### WRITTEN INSTRUCTION
Go through the listing and copy every line word for word.

### SOURCE DATA

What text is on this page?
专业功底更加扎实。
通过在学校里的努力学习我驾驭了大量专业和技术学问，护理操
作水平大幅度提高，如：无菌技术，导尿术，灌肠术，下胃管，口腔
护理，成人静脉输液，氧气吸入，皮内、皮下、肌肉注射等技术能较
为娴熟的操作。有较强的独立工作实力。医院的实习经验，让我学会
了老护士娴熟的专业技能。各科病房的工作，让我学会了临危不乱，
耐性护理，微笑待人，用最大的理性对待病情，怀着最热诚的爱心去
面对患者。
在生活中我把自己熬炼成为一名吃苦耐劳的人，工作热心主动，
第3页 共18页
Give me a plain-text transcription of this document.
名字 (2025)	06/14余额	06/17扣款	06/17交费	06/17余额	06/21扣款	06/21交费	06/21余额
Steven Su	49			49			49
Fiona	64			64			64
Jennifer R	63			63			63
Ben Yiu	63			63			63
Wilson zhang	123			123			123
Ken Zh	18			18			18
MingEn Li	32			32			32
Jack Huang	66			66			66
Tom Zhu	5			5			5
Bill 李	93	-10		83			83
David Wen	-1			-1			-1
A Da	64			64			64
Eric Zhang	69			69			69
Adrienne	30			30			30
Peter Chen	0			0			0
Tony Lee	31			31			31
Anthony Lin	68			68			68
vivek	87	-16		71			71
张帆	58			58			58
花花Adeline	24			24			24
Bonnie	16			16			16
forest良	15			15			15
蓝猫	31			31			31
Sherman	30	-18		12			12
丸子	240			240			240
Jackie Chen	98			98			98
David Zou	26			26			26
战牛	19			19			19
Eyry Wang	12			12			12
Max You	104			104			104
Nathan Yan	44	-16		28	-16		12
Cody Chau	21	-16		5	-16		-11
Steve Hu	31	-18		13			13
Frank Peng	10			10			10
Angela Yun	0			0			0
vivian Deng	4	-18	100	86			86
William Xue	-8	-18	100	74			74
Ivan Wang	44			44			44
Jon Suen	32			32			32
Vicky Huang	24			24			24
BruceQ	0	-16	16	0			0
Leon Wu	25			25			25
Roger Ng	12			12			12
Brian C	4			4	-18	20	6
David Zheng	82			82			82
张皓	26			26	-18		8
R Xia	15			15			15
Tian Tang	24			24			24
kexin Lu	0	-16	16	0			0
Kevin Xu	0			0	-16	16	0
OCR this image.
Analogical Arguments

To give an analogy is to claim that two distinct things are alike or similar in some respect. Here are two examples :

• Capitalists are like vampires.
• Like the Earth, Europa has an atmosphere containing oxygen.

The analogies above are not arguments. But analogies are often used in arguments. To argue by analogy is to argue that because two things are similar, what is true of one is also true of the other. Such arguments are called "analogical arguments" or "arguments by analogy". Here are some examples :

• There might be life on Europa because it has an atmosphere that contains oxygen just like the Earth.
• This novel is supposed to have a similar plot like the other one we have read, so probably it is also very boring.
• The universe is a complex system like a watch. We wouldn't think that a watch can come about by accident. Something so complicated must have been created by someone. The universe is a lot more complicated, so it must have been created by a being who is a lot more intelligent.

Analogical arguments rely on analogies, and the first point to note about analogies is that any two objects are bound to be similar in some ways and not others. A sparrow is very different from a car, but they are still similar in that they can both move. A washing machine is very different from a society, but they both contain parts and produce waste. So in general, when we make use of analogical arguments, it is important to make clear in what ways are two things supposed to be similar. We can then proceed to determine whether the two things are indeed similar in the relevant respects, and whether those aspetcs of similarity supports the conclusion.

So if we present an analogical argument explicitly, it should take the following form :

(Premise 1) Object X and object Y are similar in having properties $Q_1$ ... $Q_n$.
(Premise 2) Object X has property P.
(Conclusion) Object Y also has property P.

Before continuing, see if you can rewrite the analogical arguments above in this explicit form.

### SOLUTION TO THE EXERCISE
What text is on this page?
专业功底更加扎实。
通过在学校里的努力学习我驾驭了大量专业和技术学问，护理操
作水平大幅度提高，如：无菌技术，导尿术，灌肠术，下胃管，口腔
护理，成人静脉输液，氧气吸入，皮内、皮下、肌肉注射等技术能较
为娴熟的操作。有较强的独立工作实力。医院的实习经验，让我学会
了老护士娴熟的专业技能。各科病房的工作，让我学会了临危不乱，
耐性护理，微笑待人，用最大的理性对待病情，怀着最热诚的爱心去
面对患者。
在生活中我把自己熬炼成为一名吃苦耐劳的人，工作热心主动，
第3页 共18页
Give me a plain-text transcription of this document.
名字 (2025)	06/14余额	06/17扣款	06/17交费	06/17余额	06/21扣款	06/21交费	06/21余额
Steven Su	49			49			49
Fiona	64			64			64
Jennifer R	63			63			63
Ben Yiu	63			63			63
Wilson zhang	123			123			123
Ken Zh	18			18			18
MingEn Li	32			32			32
Jack Huang	66			66			66
Tom Zhu	5			5			5
Bill 李	93	-10		83			83
David Wen	-1			-1			-1
A Da	64			64			64
Eric Zhang	69			69			69
Adrienne	30			30			30
Peter Chen	0			0			0
Tony Lee	31			31			31
Anthony Lin	68			68			68
vivek	87	-16		71			71
张帆	58			58			58
花花Adeline	24			24			24
Bonnie	16			16			16
forest良	15			15			15
蓝猫	31			31			31
Sherman	30	-18		12			12
丸子	240			240			240
Jackie Chen	98			98			98
David Zou	26			26			26
战牛	19			19			19
Eyry Wang	12			12			12
Max You	104			104			104
Nathan Yan	44	-16		28	-16		12
Cody Chau	21	-16		5	-16		-11
Steve Hu	31	-18		13			13
Frank Peng	10			10			10
Angela Yun	0			0			0
vivian Deng	4	-18	100	86			86
William Xue	-8	-18	100	74			74
Ivan Wang	44			44			44
Jon Suen	32			32			32
Vicky Huang	24			24			24
BruceQ	0	-16	16	0			0
Leon Wu	25			25			25
Roger Ng	12			12			12
Brian C	4			4	-18	20	6
David Zheng	82			82			82
张皓	26			26	-18		8
R Xia	15			15			15
Tian Tang	24			24			24
kexin Lu	0	-16	16	0			0
Kevin Xu	0			0	-16	16	0
OCR this image.
Analogical Arguments

To give an analogy is to claim that two distinct things are alike or similar in some respect. Here are two examples :

• Capitalists are like vampires.
• Like the Earth, Europa has an atmosphere containing oxygen.

The analogies above are not arguments. But analogies are often used in arguments. To argue by analogy is to argue that because two things are similar, what is true of one is also true of the other. Such arguments are called "analogical arguments" or "arguments by analogy". Here are some examples :

• There might be life on Europa because it has an atmosphere that contains oxygen just like the Earth.
• This novel is supposed to have a similar plot like the other one we have read, so probably it is also very boring.
• The universe is a complex system like a watch. We wouldn't think that a watch can come about by accident. Something so complicated must have been created by someone. The universe is a lot more complicated, so it must have been created by a being who is a lot more intelligent.

Analogical arguments rely on analogies, and the first point to note about analogies is that any two objects are bound to be similar in some ways and not others. A sparrow is very different from a car, but they are still similar in that they can both move. A washing machine is very different from a society, but they both contain parts and produce waste. So in general, when we make use of analogical arguments, it is important to make clear in what ways are two things supposed to be similar. We can then proceed to determine whether the two things are indeed similar in the relevant respects, and whether those aspetcs of similarity supports the conclusion.

So if we present an analogical argument explicitly, it should take the following form :

(Premise 1) Object X and object Y are similar in having properties $Q_1$ ... $Q_n$.
(Premise 2) Object X has property P.
(Conclusion) Object Y also has property P.

Before continuing, see if you can rewrite the analogical arguments above in this explicit form.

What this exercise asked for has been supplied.